[Figure contents as structured data]

# # # #

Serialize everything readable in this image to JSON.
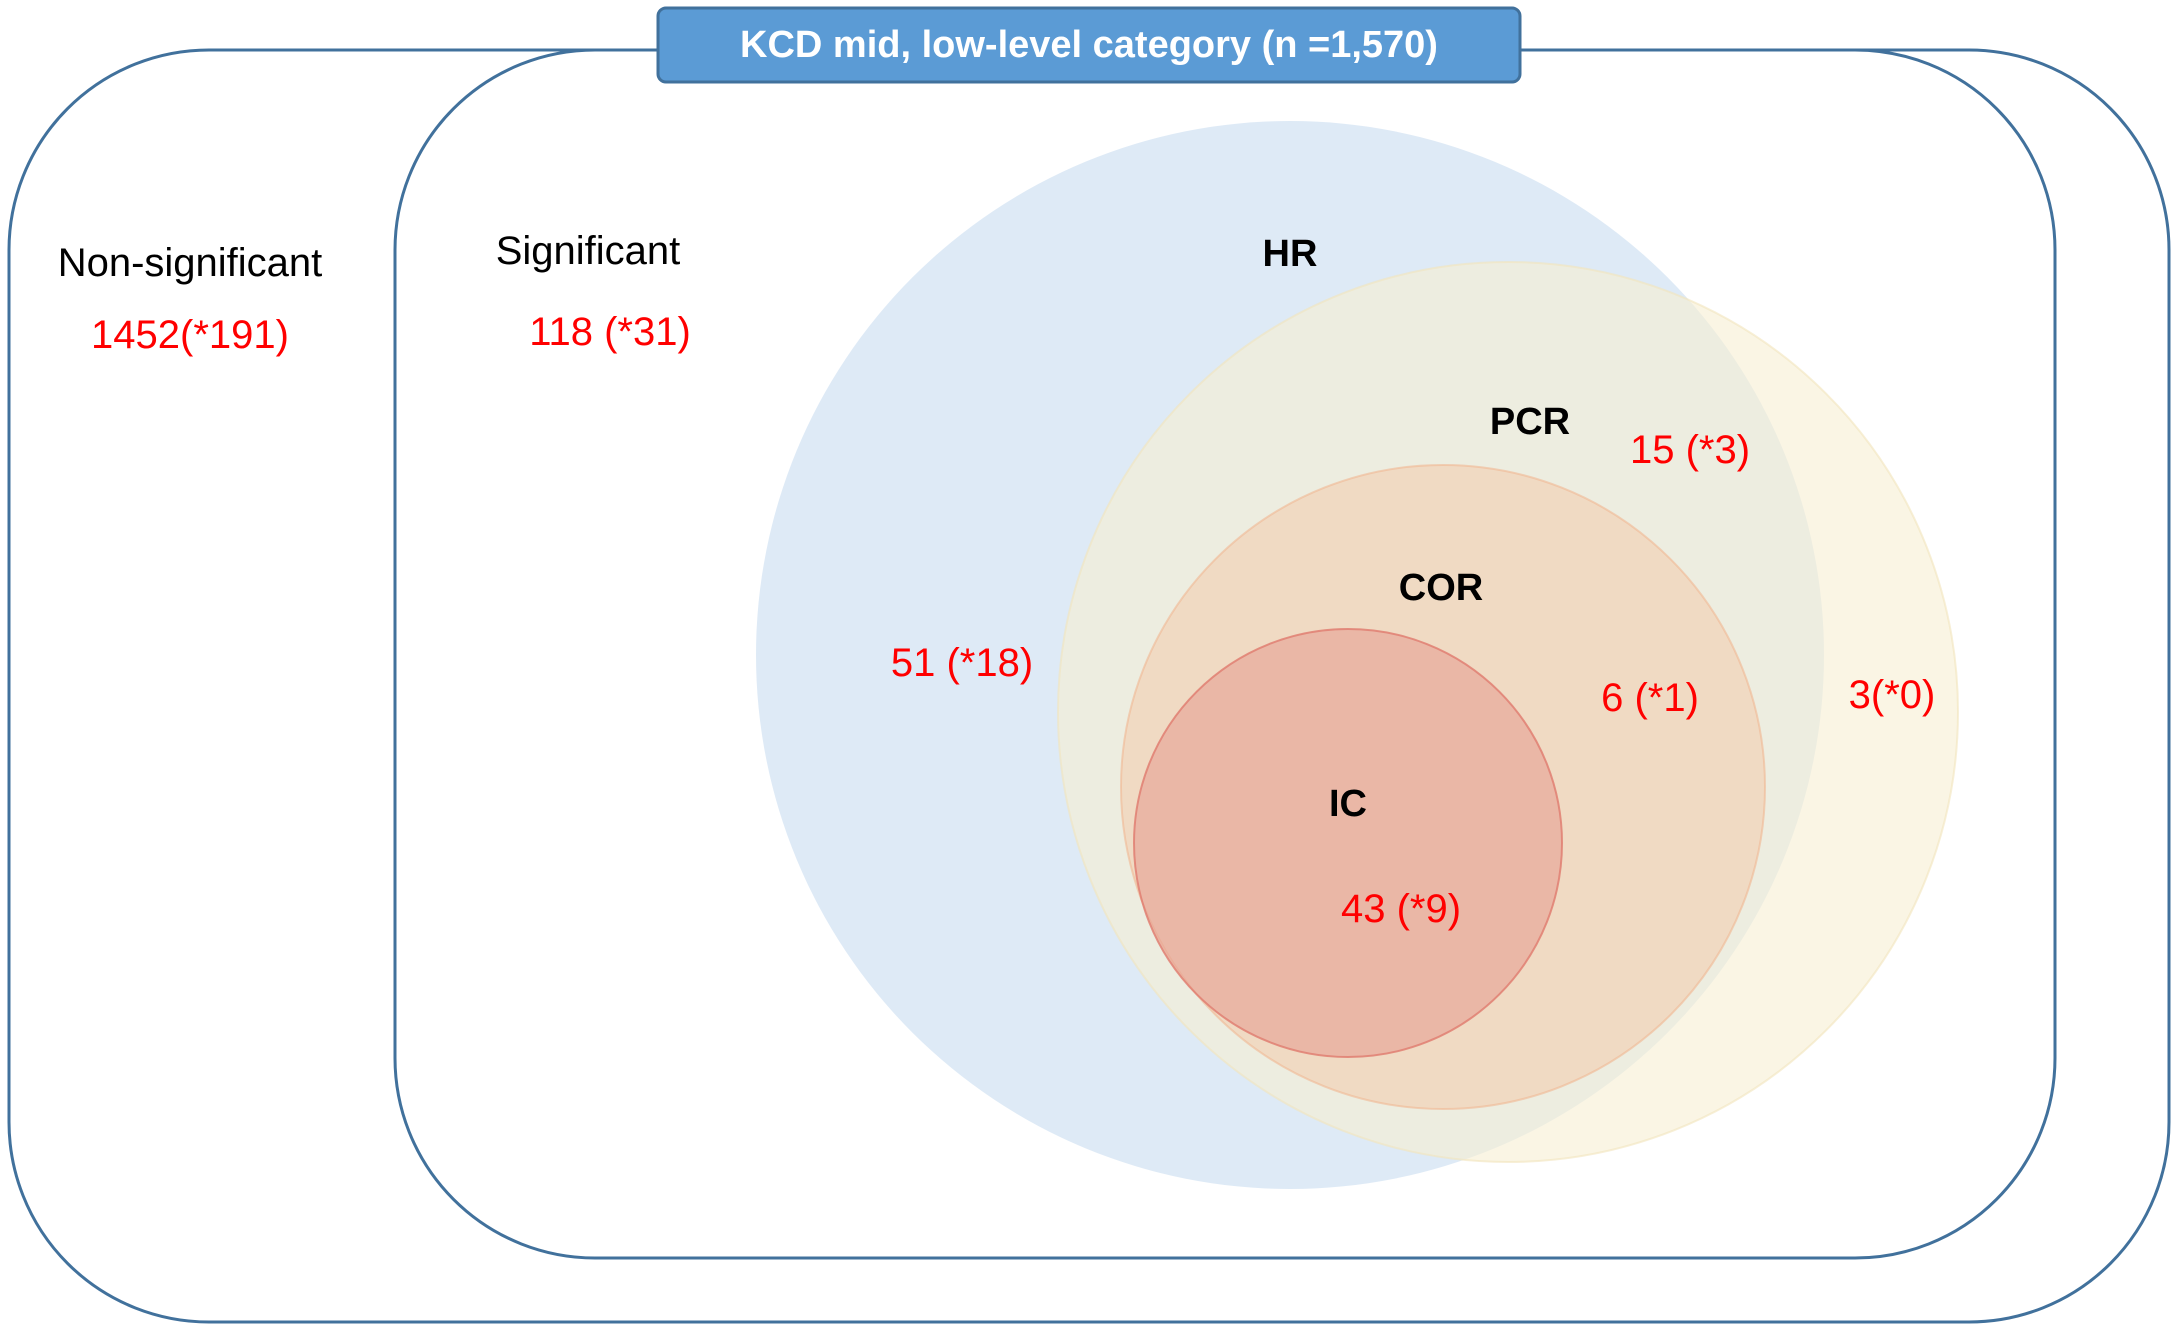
{
  "title": "KCD mid, low-level category (n =1,570)",
  "colors": {
    "frame_stroke": "#41719c",
    "title_fill": "#5b9bd5",
    "count_text": "#ff0000",
    "hr_fill": "#dce9f6",
    "pcr_fill": "#f6eed2",
    "cor_fill": "#f3c3a0",
    "ic_fill": "#e59b8e"
  },
  "outer_group": {
    "label": "Non-significant",
    "count": "1452(*191)"
  },
  "inner_group": {
    "label": "Significant",
    "count": "118 (*31)"
  },
  "sets": [
    {
      "label": "HR",
      "count": "51 (*18)"
    },
    {
      "label": "PCR",
      "count": "15 (*3)"
    },
    {
      "label": "COR",
      "count": "6 (*1)"
    },
    {
      "label": "IC",
      "count": "43 (*9)"
    }
  ],
  "outside_count": "3(*0)"
}
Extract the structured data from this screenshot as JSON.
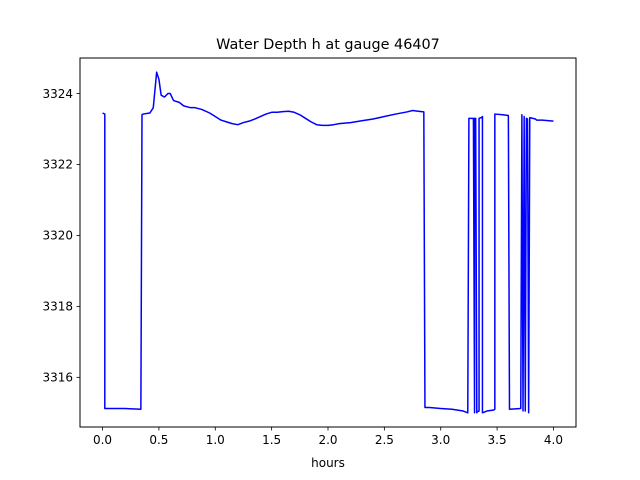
{
  "chart_data": {
    "type": "line",
    "title": "Water Depth h at gauge 46407",
    "xlabel": "hours",
    "ylabel": "",
    "xlim": [
      -0.2,
      4.2
    ],
    "ylim": [
      3314.6,
      3325.0
    ],
    "xticks": [
      0.0,
      0.5,
      1.0,
      1.5,
      2.0,
      2.5,
      3.0,
      3.5,
      4.0
    ],
    "xtick_labels": [
      "0.0",
      "0.5",
      "1.0",
      "1.5",
      "2.0",
      "2.5",
      "3.0",
      "3.5",
      "4.0"
    ],
    "yticks": [
      3316,
      3318,
      3320,
      3322,
      3324
    ],
    "ytick_labels": [
      "3316",
      "3318",
      "3320",
      "3322",
      "3324"
    ],
    "grid": false,
    "series": [
      {
        "color": "#0000ff",
        "x": [
          0.0,
          0.02,
          0.02,
          0.1,
          0.2,
          0.34,
          0.35,
          0.36,
          0.42,
          0.45,
          0.48,
          0.5,
          0.52,
          0.55,
          0.58,
          0.6,
          0.63,
          0.68,
          0.72,
          0.78,
          0.82,
          0.88,
          0.95,
          1.0,
          1.05,
          1.1,
          1.15,
          1.2,
          1.25,
          1.3,
          1.35,
          1.4,
          1.45,
          1.5,
          1.55,
          1.6,
          1.65,
          1.7,
          1.75,
          1.8,
          1.85,
          1.9,
          1.95,
          2.0,
          2.05,
          2.1,
          2.2,
          2.3,
          2.4,
          2.5,
          2.6,
          2.7,
          2.75,
          2.8,
          2.85,
          2.86,
          2.9,
          3.0,
          3.1,
          3.2,
          3.24,
          3.25,
          3.29,
          3.3,
          3.3,
          3.31,
          3.32,
          3.32,
          3.34,
          3.34,
          3.36,
          3.37,
          3.37,
          3.41,
          3.47,
          3.48,
          3.48,
          3.55,
          3.6,
          3.61,
          3.71,
          3.72,
          3.73,
          3.74,
          3.75,
          3.76,
          3.77,
          3.78,
          3.79,
          3.84,
          3.85,
          3.9,
          4.0
        ],
        "y": [
          3323.45,
          3323.42,
          3315.12,
          3315.12,
          3315.12,
          3315.1,
          3323.4,
          3323.42,
          3323.45,
          3323.6,
          3324.6,
          3324.4,
          3323.95,
          3323.9,
          3324.0,
          3324.0,
          3323.8,
          3323.75,
          3323.65,
          3323.6,
          3323.6,
          3323.55,
          3323.45,
          3323.35,
          3323.25,
          3323.2,
          3323.15,
          3323.12,
          3323.18,
          3323.22,
          3323.28,
          3323.35,
          3323.42,
          3323.47,
          3323.47,
          3323.49,
          3323.5,
          3323.47,
          3323.4,
          3323.3,
          3323.2,
          3323.12,
          3323.1,
          3323.1,
          3323.12,
          3323.15,
          3323.18,
          3323.23,
          3323.28,
          3323.35,
          3323.42,
          3323.48,
          3323.52,
          3323.5,
          3323.48,
          3315.15,
          3315.15,
          3315.12,
          3315.1,
          3315.05,
          3315.0,
          3323.3,
          3323.3,
          3315.0,
          3323.3,
          3323.3,
          3315.0,
          3315.02,
          3315.05,
          3323.3,
          3323.32,
          3323.35,
          3315.0,
          3315.05,
          3315.08,
          3315.1,
          3323.42,
          3323.4,
          3323.38,
          3315.1,
          3315.12,
          3323.4,
          3315.05,
          3323.35,
          3315.05,
          3323.3,
          3323.28,
          3315.0,
          3323.32,
          3323.28,
          3323.25,
          3323.25,
          3323.22
        ]
      }
    ]
  }
}
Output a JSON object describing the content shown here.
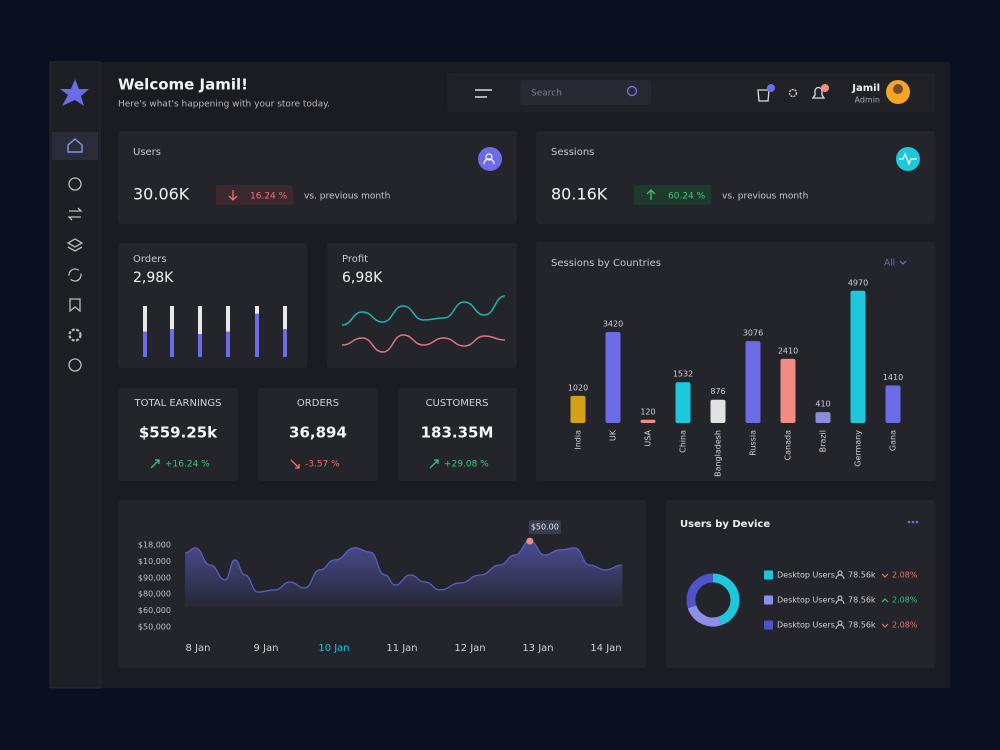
{
  "header": {
    "title": "Welcome Jamil!",
    "subtitle": "Here's what's happening with your store today.",
    "search_placeholder": "Search",
    "user_name": "Jamil",
    "user_role": "Admin"
  },
  "kpis": [
    {
      "label": "Users",
      "value": "30.06K",
      "change": "16.24 %",
      "trend": "down",
      "compare": "vs. previous month",
      "icon_color": "#6c6ce6"
    },
    {
      "label": "Sessions",
      "value": "80.16K",
      "change": "60.24 %",
      "trend": "up",
      "compare": "vs. previous month",
      "icon_color": "#1ec8dc"
    }
  ],
  "orders_card": {
    "label": "Orders",
    "value": "2,98K",
    "bars": [
      50,
      55,
      45,
      50,
      85,
      55
    ],
    "ylim": [
      0,
      100
    ],
    "color": "#6c6ce6"
  },
  "profit_card": {
    "label": "Profit",
    "value": "6,98K",
    "ylim": [
      0,
      80
    ],
    "series": [
      {
        "color": "#1fb5b0",
        "values": [
          35,
          48,
          38,
          54,
          40,
          42,
          58,
          45,
          64
        ]
      },
      {
        "color": "#e0718a",
        "values": [
          15,
          22,
          8,
          25,
          15,
          22,
          14,
          24,
          20
        ]
      }
    ]
  },
  "stats": [
    {
      "label": "TOTAL EARNINGS",
      "value": "$559.25k",
      "change": "+16.24 %",
      "trend": "up"
    },
    {
      "label": "ORDERS",
      "value": "36,894",
      "change": "-3.57 %",
      "trend": "down"
    },
    {
      "label": "CUSTOMERS",
      "value": "183.35M",
      "change": "+29.08 %",
      "trend": "up"
    }
  ],
  "chart_data": [
    {
      "type": "bar",
      "title": "Sessions by Countries",
      "filter": "All",
      "categories": [
        "India",
        "UK",
        "USA",
        "China",
        "Bangladesh",
        "Russia",
        "Canada",
        "Brazil",
        "Germany",
        "Gana"
      ],
      "values": [
        1020,
        3420,
        120,
        1532,
        876,
        3076,
        2410,
        410,
        4970,
        1410
      ],
      "colors": [
        "#d4a017",
        "#6c6ce6",
        "#f28b82",
        "#1ec8dc",
        "#e2e2e2",
        "#6c6ce6",
        "#f28b82",
        "#8b8fd8",
        "#1ec8dc",
        "#6c6ce6"
      ],
      "ylim": [
        0,
        5000
      ]
    },
    {
      "type": "line",
      "x": [
        7.81,
        7.96,
        8.18,
        8.4,
        8.54,
        8.69,
        8.88,
        9.13,
        9.35,
        9.57,
        9.79,
        10.01,
        10.31,
        10.53,
        10.75,
        10.9,
        11.12,
        11.34,
        11.56,
        11.85,
        12.15,
        12.44,
        12.66,
        12.88,
        13.1,
        13.32,
        13.54,
        13.76,
        13.99,
        14.24
      ],
      "values": [
        4.51,
        4.82,
        3.78,
        2.87,
        4.09,
        3.17,
        2.13,
        2.26,
        2.74,
        2.38,
        3.48,
        4.09,
        4.82,
        4.57,
        3.17,
        2.56,
        3.17,
        2.74,
        2.26,
        2.68,
        3.17,
        3.78,
        4.39,
        5.24,
        4.39,
        4.7,
        4.82,
        3.78,
        3.48,
        3.78
      ],
      "xlim": [
        7.81,
        14.24
      ],
      "ylim": [
        0,
        6
      ],
      "xticks": [
        {
          "value": 8,
          "label": "8 Jan"
        },
        {
          "value": 9,
          "label": "9 Jan"
        },
        {
          "value": 10,
          "label": "10 Jan"
        },
        {
          "value": 11,
          "label": "11 Jan"
        },
        {
          "value": 12,
          "label": "12 Jan"
        },
        {
          "value": 13,
          "label": "13 Jan"
        },
        {
          "value": 14,
          "label": "14 Jan"
        }
      ],
      "yticks": [
        {
          "value": 5,
          "label": "$18,000"
        },
        {
          "value": 4,
          "label": "$10,000"
        },
        {
          "value": 3,
          "label": "$90,000"
        },
        {
          "value": 2,
          "label": "$80,000"
        },
        {
          "value": 1,
          "label": "$60,000"
        },
        {
          "value": 0,
          "label": "$50,000"
        }
      ],
      "color": "#6c6ce6",
      "highlight_xtick": 2,
      "highlight_color": "#1ec8dc",
      "annotation": {
        "text": "$50.00",
        "index": 23,
        "color": "#f28b82"
      }
    },
    {
      "type": "pie",
      "title": "Users by Device",
      "donut": true,
      "categories": [
        "Desktop Users",
        "Desktop Users",
        "Desktop Users"
      ],
      "values": [
        45,
        25,
        30
      ],
      "colors": [
        "#1ec8dc",
        "#8b8fe8",
        "#5052c8"
      ],
      "users": [
        "78.56k",
        "78.56k",
        "78.56k"
      ],
      "changes": [
        "2.08%",
        "2.08%",
        "2.08%"
      ],
      "trends": [
        "down",
        "up",
        "down"
      ]
    }
  ]
}
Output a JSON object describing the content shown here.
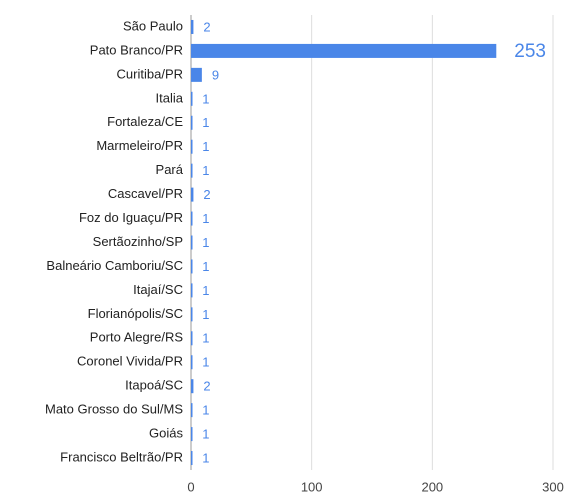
{
  "chart_data": {
    "type": "bar",
    "orientation": "horizontal",
    "categories": [
      "São Paulo",
      "Pato Branco/PR",
      "Curitiba/PR",
      "Italia",
      "Fortaleza/CE",
      "Marmeleiro/PR",
      "Pará",
      "Cascavel/PR",
      "Foz do Iguaçu/PR",
      "Sertãozinho/SP",
      "Balneário Camboriu/SC",
      "Itajaí/SC",
      "Florianópolis/SC",
      "Porto Alegre/RS",
      "Coronel Vivida/PR",
      "Itapoá/SC",
      "Mato Grosso do Sul/MS",
      "Goiás",
      "Francisco Beltrão/PR"
    ],
    "values": [
      2,
      253,
      9,
      1,
      1,
      1,
      1,
      2,
      1,
      1,
      1,
      1,
      1,
      1,
      1,
      2,
      1,
      1,
      1
    ],
    "color": "#4a86e8",
    "xlim": [
      0,
      300
    ],
    "xticks": [
      0,
      100,
      200,
      300
    ],
    "grid": true
  }
}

# # # #

Problem statement: From the entries, report each line that includes the word "this".

The answer:
Serialize everything readable in this image to JSON.
Extract the structured data from this screenshot as JSON.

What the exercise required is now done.